THE EXERCISE: In the listing that follows, count the lines holding the word "SSLA" and report only that number.

RECORD SET:

▼

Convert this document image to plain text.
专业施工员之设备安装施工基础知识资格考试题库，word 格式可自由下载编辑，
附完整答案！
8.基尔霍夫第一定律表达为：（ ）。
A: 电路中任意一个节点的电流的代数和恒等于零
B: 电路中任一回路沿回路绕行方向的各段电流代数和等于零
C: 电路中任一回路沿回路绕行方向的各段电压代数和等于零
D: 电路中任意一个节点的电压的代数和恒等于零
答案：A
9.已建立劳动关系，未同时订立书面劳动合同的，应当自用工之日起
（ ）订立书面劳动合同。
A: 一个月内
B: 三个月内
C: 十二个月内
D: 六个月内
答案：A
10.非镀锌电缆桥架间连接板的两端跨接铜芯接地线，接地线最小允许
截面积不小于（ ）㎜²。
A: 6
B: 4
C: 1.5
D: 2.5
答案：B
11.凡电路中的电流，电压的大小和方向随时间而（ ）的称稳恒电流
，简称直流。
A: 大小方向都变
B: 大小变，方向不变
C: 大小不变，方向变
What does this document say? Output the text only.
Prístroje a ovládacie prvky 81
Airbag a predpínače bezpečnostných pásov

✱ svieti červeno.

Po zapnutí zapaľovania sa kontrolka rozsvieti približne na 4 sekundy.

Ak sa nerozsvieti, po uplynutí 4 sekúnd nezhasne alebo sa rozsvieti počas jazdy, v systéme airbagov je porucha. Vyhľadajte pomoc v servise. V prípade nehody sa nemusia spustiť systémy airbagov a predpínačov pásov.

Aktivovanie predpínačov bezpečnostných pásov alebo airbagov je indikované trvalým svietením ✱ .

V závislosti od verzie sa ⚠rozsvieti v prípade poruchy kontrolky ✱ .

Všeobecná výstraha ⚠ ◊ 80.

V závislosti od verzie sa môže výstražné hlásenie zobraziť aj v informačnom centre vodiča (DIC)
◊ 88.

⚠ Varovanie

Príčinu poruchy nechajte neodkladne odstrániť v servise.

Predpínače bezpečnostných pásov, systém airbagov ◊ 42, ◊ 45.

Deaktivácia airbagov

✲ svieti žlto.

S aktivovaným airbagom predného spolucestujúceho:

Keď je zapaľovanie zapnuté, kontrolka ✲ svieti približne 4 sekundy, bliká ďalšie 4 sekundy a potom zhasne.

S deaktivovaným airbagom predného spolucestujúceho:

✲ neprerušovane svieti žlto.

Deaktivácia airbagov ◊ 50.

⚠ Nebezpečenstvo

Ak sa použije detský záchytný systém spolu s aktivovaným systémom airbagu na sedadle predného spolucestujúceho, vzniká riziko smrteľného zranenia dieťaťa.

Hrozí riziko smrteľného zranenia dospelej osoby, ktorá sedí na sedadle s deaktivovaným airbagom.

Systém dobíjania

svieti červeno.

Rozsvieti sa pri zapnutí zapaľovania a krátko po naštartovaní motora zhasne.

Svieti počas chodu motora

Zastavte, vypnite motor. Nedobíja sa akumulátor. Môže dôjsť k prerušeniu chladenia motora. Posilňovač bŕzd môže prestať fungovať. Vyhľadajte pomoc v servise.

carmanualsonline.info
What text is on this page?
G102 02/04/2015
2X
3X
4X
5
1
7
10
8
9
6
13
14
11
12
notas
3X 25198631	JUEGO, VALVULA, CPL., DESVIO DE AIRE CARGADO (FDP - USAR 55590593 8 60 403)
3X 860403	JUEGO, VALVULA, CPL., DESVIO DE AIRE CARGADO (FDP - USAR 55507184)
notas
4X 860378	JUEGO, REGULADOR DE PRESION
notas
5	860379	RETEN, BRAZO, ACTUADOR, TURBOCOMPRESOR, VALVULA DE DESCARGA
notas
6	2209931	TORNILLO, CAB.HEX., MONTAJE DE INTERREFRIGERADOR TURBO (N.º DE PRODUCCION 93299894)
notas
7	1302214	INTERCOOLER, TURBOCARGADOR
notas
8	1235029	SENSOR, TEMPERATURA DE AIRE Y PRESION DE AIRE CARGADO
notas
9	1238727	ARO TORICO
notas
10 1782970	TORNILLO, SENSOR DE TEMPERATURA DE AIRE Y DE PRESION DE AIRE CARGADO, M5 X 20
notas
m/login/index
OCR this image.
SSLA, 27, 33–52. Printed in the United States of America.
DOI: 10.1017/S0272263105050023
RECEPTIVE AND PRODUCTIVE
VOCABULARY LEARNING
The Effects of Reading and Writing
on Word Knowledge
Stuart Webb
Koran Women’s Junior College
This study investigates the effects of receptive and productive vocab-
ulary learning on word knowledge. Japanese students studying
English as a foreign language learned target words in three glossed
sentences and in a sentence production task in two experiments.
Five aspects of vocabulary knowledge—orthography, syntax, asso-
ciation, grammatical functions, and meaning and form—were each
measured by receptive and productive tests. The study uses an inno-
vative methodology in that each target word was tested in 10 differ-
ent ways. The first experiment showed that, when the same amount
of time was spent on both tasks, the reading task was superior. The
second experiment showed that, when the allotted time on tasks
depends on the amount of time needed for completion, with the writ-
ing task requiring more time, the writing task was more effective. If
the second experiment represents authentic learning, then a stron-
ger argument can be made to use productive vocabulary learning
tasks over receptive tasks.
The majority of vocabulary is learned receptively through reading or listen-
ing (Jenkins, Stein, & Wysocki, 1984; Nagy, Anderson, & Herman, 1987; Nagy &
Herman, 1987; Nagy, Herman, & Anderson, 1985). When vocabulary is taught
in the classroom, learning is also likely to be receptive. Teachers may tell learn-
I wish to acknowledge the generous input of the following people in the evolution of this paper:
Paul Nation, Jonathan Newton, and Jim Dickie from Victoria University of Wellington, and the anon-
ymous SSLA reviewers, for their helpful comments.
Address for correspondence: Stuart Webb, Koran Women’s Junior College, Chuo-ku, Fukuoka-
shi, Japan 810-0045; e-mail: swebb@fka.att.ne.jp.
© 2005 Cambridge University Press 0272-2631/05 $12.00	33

▲

FULL RESPONSE: 2